**Data items:**
....................

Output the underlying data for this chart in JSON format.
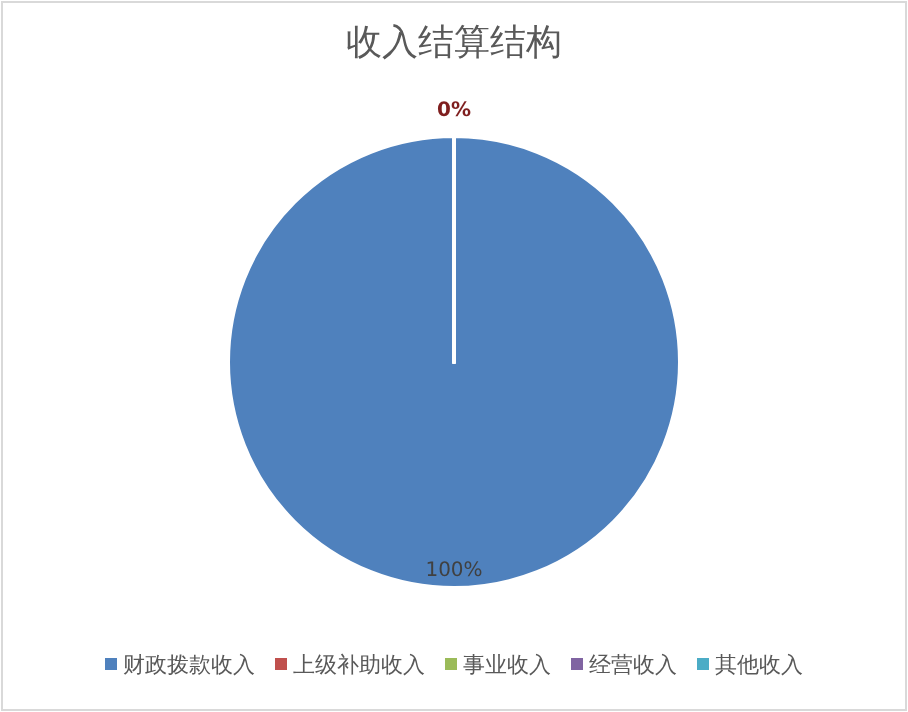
{
  "chart_data": {
    "type": "pie",
    "title": "收入结算结构",
    "categories": [
      "财政拨款收入",
      "上级补助收入",
      "事业收入",
      "经营收入",
      "其他收入"
    ],
    "values": [
      100,
      0,
      0,
      0,
      0
    ],
    "colors": [
      "#4f81bd",
      "#c0504d",
      "#9bbb59",
      "#8064a2",
      "#4bacc6"
    ],
    "value_labels": [
      "100%",
      "0%",
      null,
      null,
      null
    ],
    "legend": "bottom"
  }
}
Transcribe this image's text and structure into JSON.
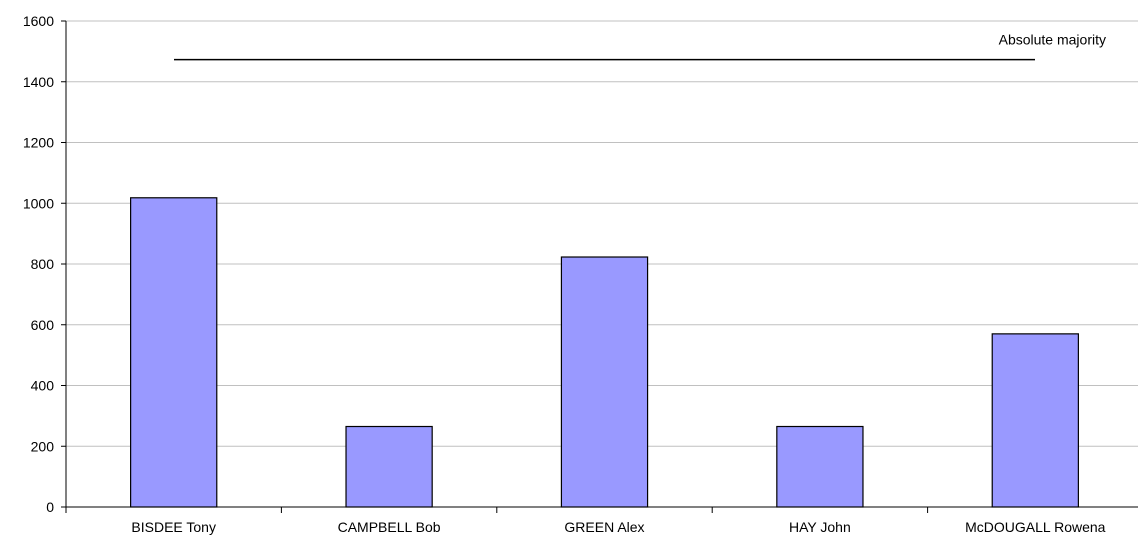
{
  "chart_data": {
    "type": "bar",
    "categories": [
      "BISDEE Tony",
      "CAMPBELL Bob",
      "GREEN Alex",
      "HAY John",
      "McDOUGALL Rowena"
    ],
    "values": [
      1018,
      265,
      823,
      265,
      570
    ],
    "ylim": [
      0,
      1600
    ],
    "yticks": [
      0,
      200,
      400,
      600,
      800,
      1000,
      1200,
      1400,
      1600
    ],
    "grid": true,
    "colors": {
      "bar_fill": "#9999ff",
      "bar_stroke": "#000000",
      "grid": "#c0c0c0",
      "axis": "#000000"
    },
    "annotations": [
      {
        "type": "hline",
        "label": "Absolute majority",
        "value": 1473
      }
    ]
  }
}
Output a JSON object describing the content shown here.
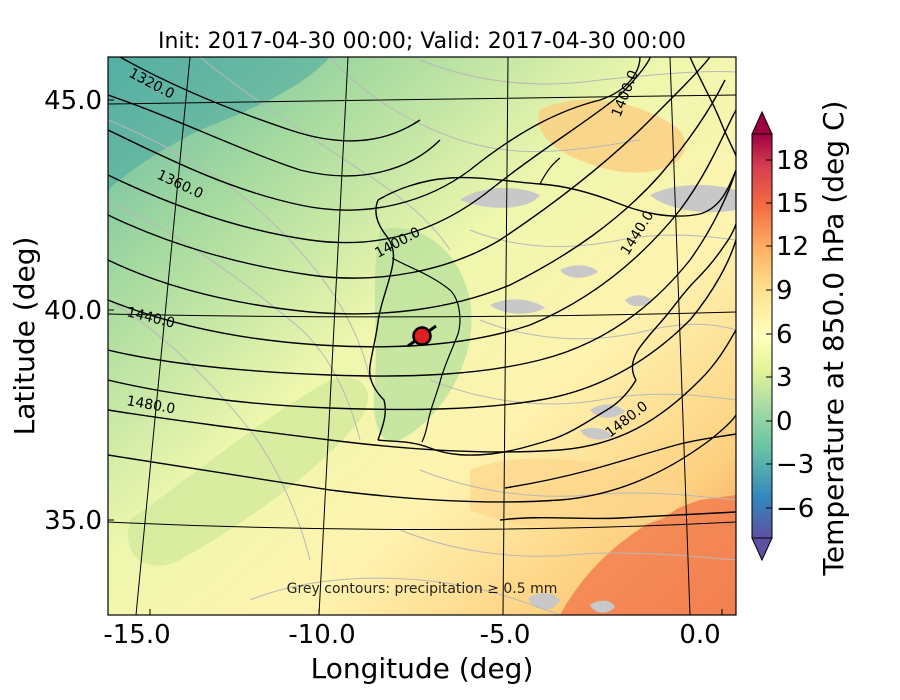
{
  "title": "Init: 2017-04-30 00:00; Valid: 2017-04-30 00:00",
  "x_axis": {
    "label": "Longitude (deg)",
    "ticks": [
      "-15.0",
      "-10.0",
      "-5.0",
      "0.0"
    ],
    "range": [
      -15.9,
      0.2
    ]
  },
  "y_axis": {
    "label": "Latitude (deg)",
    "ticks": [
      "45.0",
      "40.0",
      "35.0"
    ],
    "range": [
      32.5,
      46.1
    ]
  },
  "colorbar": {
    "label": "Temperature at 850.0 hPa (deg C)",
    "ticks": [
      "18",
      "15",
      "12",
      "9",
      "6",
      "3",
      "0",
      "−3",
      "−6"
    ],
    "range": [
      -8,
      20
    ],
    "extend": "both",
    "colormap": "Spectral_r",
    "colors": [
      "#5e4fa2",
      "#3d67b0",
      "#3288bd",
      "#4da7b0",
      "#66c2a5",
      "#8ed1a4",
      "#abdda4",
      "#cbe9a0",
      "#e6f598",
      "#f2f9aa",
      "#ffffbf",
      "#fee999",
      "#fee08b",
      "#fdc171",
      "#fdae61",
      "#f88d52",
      "#f46d43",
      "#e45a48",
      "#d53e4f",
      "#b81f48",
      "#9e0142"
    ]
  },
  "annotation": "Grey contours: precipitation ≥ 0.5 mm",
  "contour_labels": [
    "1320.0",
    "1360.0",
    "1400.0",
    "1400.0",
    "1440.0",
    "1440.0",
    "1480.0",
    "1480.0",
    "1400.0"
  ],
  "marker": {
    "lon": -7.6,
    "lat": 39.2,
    "color": "#e02020"
  },
  "graticule": {
    "lons": [
      -15,
      -10,
      -5,
      0
    ],
    "lats": [
      45,
      40,
      35
    ]
  },
  "chart_data": {
    "type": "heatmap",
    "title": "Init: 2017-04-30 00:00; Valid: 2017-04-30 00:00",
    "xlabel": "Longitude (deg)",
    "ylabel": "Latitude (deg)",
    "xlim": [
      -15.9,
      0.2
    ],
    "ylim": [
      32.5,
      46.1
    ],
    "grid": true,
    "field": "Temperature at 850.0 hPa (deg C)",
    "overlay": "geopotential height contours",
    "contour_levels": [
      1320,
      1360,
      1400,
      1440,
      1480
    ]
  }
}
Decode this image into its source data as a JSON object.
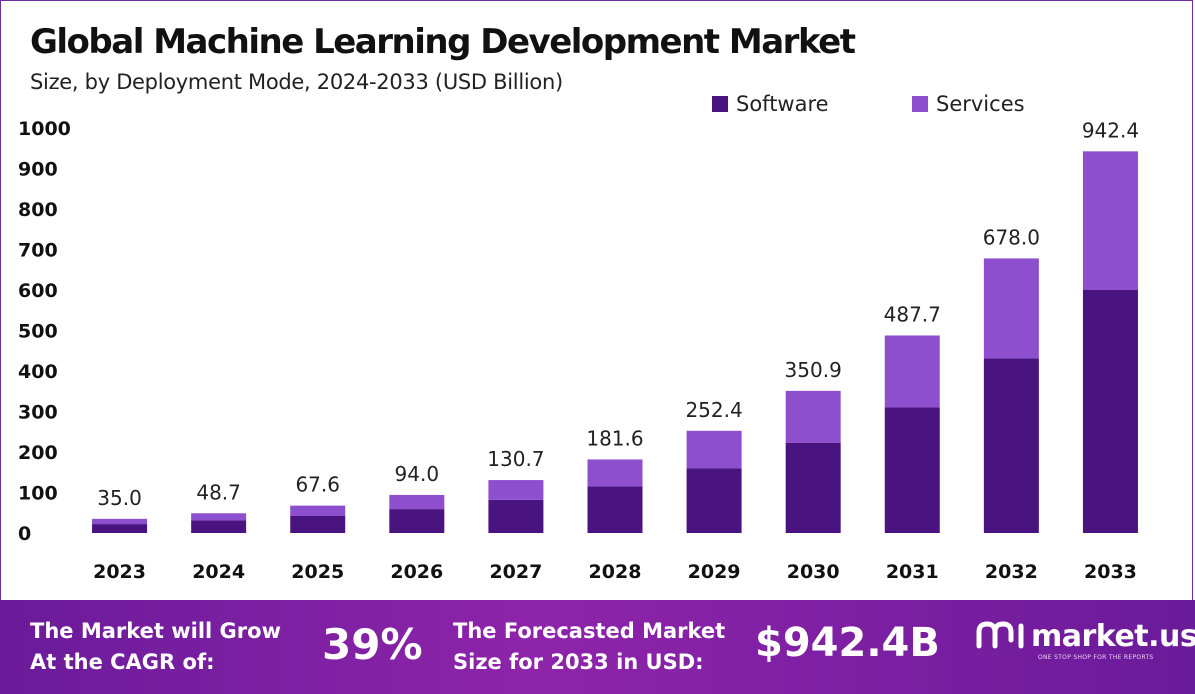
{
  "header": {
    "title": "Global Machine Learning Development Market",
    "subtitle": "Size, by Deployment Mode, 2024-2033 (USD Billion)"
  },
  "legend": [
    {
      "label": "Software",
      "color": "#4a1480"
    },
    {
      "label": "Services",
      "color": "#8e4fcf"
    }
  ],
  "chart_data": {
    "type": "bar",
    "stacked": true,
    "title": "Global Machine Learning Development Market",
    "subtitle": "Size, by Deployment Mode, 2024-2033 (USD Billion)",
    "categories": [
      "2023",
      "2024",
      "2025",
      "2026",
      "2027",
      "2028",
      "2029",
      "2030",
      "2031",
      "2032",
      "2033"
    ],
    "series": [
      {
        "name": "Software",
        "color": "#4a1480",
        "values": [
          22.0,
          31.0,
          42.0,
          59.0,
          82.0,
          115.0,
          160.0,
          223.0,
          310.0,
          431.0,
          600.0
        ]
      },
      {
        "name": "Services",
        "color": "#8e4fcf",
        "values": [
          13.0,
          17.7,
          25.6,
          35.0,
          48.7,
          66.6,
          92.4,
          127.9,
          177.7,
          247.0,
          342.4
        ]
      }
    ],
    "totals": [
      "35.0",
      "48.7",
      "67.6",
      "94.0",
      "130.7",
      "181.6",
      "252.4",
      "350.9",
      "487.7",
      "678.0",
      "942.4"
    ],
    "yticks": [
      "0",
      "100",
      "200",
      "300",
      "400",
      "500",
      "600",
      "700",
      "800",
      "900",
      "1000"
    ],
    "ylim": [
      0,
      1000
    ],
    "grid": false,
    "legend_position": "top-right"
  },
  "footer": {
    "cagr_label": "The Market will Grow\nAt the CAGR of:",
    "cagr_value": "39%",
    "forecast_label": "The Forecasted Market\nSize for 2033 in USD:",
    "forecast_value": "$942.4B",
    "logo_text": "market.us",
    "logo_tagline": "ONE STOP SHOP FOR THE REPORTS",
    "logo_icon": "market-us-logo-icon"
  }
}
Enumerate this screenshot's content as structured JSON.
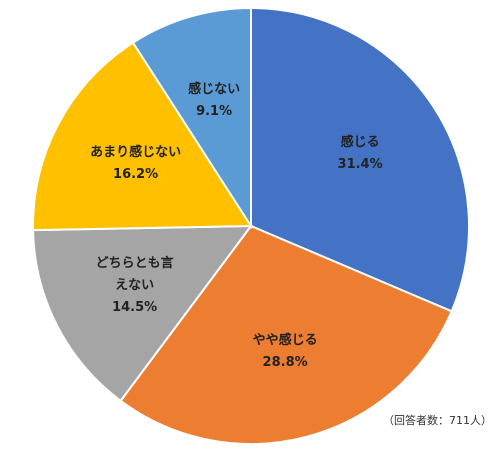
{
  "chart_data": {
    "type": "pie",
    "categories": [
      "感じる",
      "やや感じる",
      "どちらとも言えない",
      "あまり感じない",
      "感じない"
    ],
    "values": [
      31.4,
      28.8,
      14.5,
      16.2,
      9.1
    ],
    "value_labels": [
      "31.4%",
      "28.8%",
      "14.5%",
      "16.2%",
      "9.1%"
    ],
    "colors": [
      "#4472c4",
      "#ed7d31",
      "#a5a5a5",
      "#ffc000",
      "#5b9bd5"
    ],
    "annotation": "（回答者数：711人）"
  }
}
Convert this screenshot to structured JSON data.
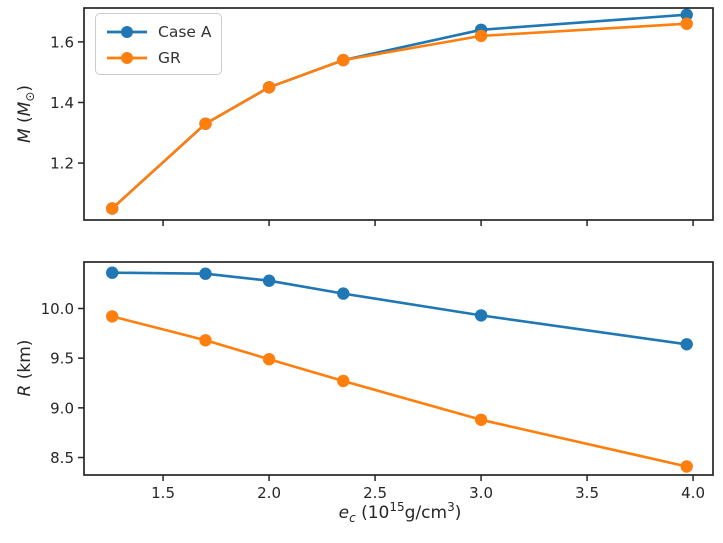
{
  "chart_data": {
    "type": "line",
    "x": [
      1.26,
      1.7,
      2.0,
      2.35,
      3.0,
      3.97
    ],
    "xlim": [
      1.127,
      4.094
    ],
    "xticks": [
      1.5,
      2.0,
      2.5,
      3.0,
      3.5,
      4.0
    ],
    "xlabel": "e_c (10^15 g/cm^3)",
    "grid": false,
    "legend_position": "upper left",
    "marker": "circle",
    "panels": [
      {
        "name": "mass-panel",
        "ylabel": "M (M_sun)",
        "ylim": [
          1.012,
          1.712
        ],
        "yticks": [
          1.2,
          1.4,
          1.6
        ],
        "series": [
          {
            "name": "Case A",
            "color": "#1f77b4",
            "values": [
              1.05,
              1.33,
              1.45,
              1.54,
              1.64,
              1.69
            ]
          },
          {
            "name": "GR",
            "color": "#ff7f0e",
            "values": [
              1.05,
              1.33,
              1.45,
              1.54,
              1.62,
              1.66
            ]
          }
        ]
      },
      {
        "name": "radius-panel",
        "ylabel": "R (km)",
        "ylim": [
          8.324,
          10.468
        ],
        "yticks": [
          8.5,
          9.0,
          9.5,
          10.0
        ],
        "series": [
          {
            "name": "Case A",
            "color": "#1f77b4",
            "values": [
              10.36,
              10.35,
              10.28,
              10.15,
              9.93,
              9.64
            ]
          },
          {
            "name": "GR",
            "color": "#ff7f0e",
            "values": [
              9.92,
              9.68,
              9.49,
              9.27,
              8.88,
              8.41
            ]
          }
        ]
      }
    ]
  },
  "labels": {
    "xlabel_parts": {
      "variable": "e",
      "subscript": "c",
      "open": " (10",
      "exponent": "15",
      "unit": "g/cm",
      "unit_exponent": "3",
      "close": ")"
    },
    "ylabel_top_parts": {
      "variable": "M",
      "open": " (",
      "symbol": "M",
      "subscript": "⊙",
      "close": ")"
    },
    "ylabel_bottom_parts": {
      "variable": "R",
      "rest": " (km)"
    }
  },
  "style": {
    "tick_color": "#262626",
    "spine_color": "#262626",
    "text_color": "#262626"
  }
}
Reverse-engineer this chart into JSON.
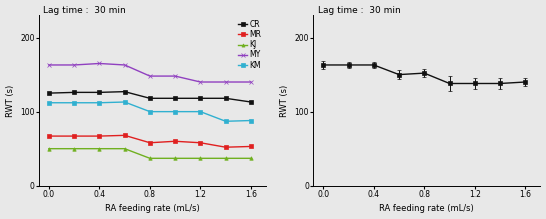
{
  "x": [
    0,
    0.2,
    0.4,
    0.6,
    0.8,
    1.0,
    1.2,
    1.4,
    1.6
  ],
  "left": {
    "title": "Lag time :  30 min",
    "xlabel": "RA feeding rate (mL/s)",
    "ylabel": "RWT (s)",
    "ylim": [
      0,
      230
    ],
    "yticks": [
      0,
      100,
      200
    ],
    "series": {
      "CR": {
        "color": "#111111",
        "marker": "s",
        "y": [
          125,
          126,
          126,
          127,
          118,
          118,
          118,
          118,
          113
        ]
      },
      "MR": {
        "color": "#e02020",
        "marker": "s",
        "y": [
          67,
          67,
          67,
          68,
          58,
          60,
          58,
          52,
          53
        ]
      },
      "KJ": {
        "color": "#70b020",
        "marker": "^",
        "y": [
          50,
          50,
          50,
          50,
          37,
          37,
          37,
          37,
          37
        ]
      },
      "MY": {
        "color": "#9040c0",
        "marker": "x",
        "y": [
          163,
          163,
          165,
          163,
          148,
          148,
          140,
          140,
          140
        ]
      },
      "KM": {
        "color": "#30b0d0",
        "marker": "s",
        "y": [
          112,
          112,
          112,
          113,
          100,
          100,
          100,
          87,
          88
        ]
      }
    }
  },
  "right": {
    "title": "Lag time :  30 min",
    "xlabel": "RA feeding rate (mL/s)",
    "ylabel": "RWT (s)",
    "ylim": [
      0,
      230
    ],
    "yticks": [
      0,
      100,
      200
    ],
    "y": [
      163,
      163,
      163,
      150,
      152,
      138,
      138,
      138,
      140
    ],
    "yerr": [
      5,
      4,
      4,
      6,
      5,
      10,
      8,
      8,
      5
    ],
    "color": "#111111",
    "marker": "s"
  },
  "fig_bg": "#e8e8e8",
  "legend_names": [
    "CR",
    "MR",
    "KJ",
    "MY",
    "KM"
  ]
}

....................

**Exercise task:** Above are the records. Identify each line that contains the word "Mode".

**Solution to this problem:**
    "subtitle": "Size, by Deployment Mode, 2024-2033 (USD Billion)"
    "subtitle": "Size, by Deployment Mode, 2024-2033 (USD Billion)",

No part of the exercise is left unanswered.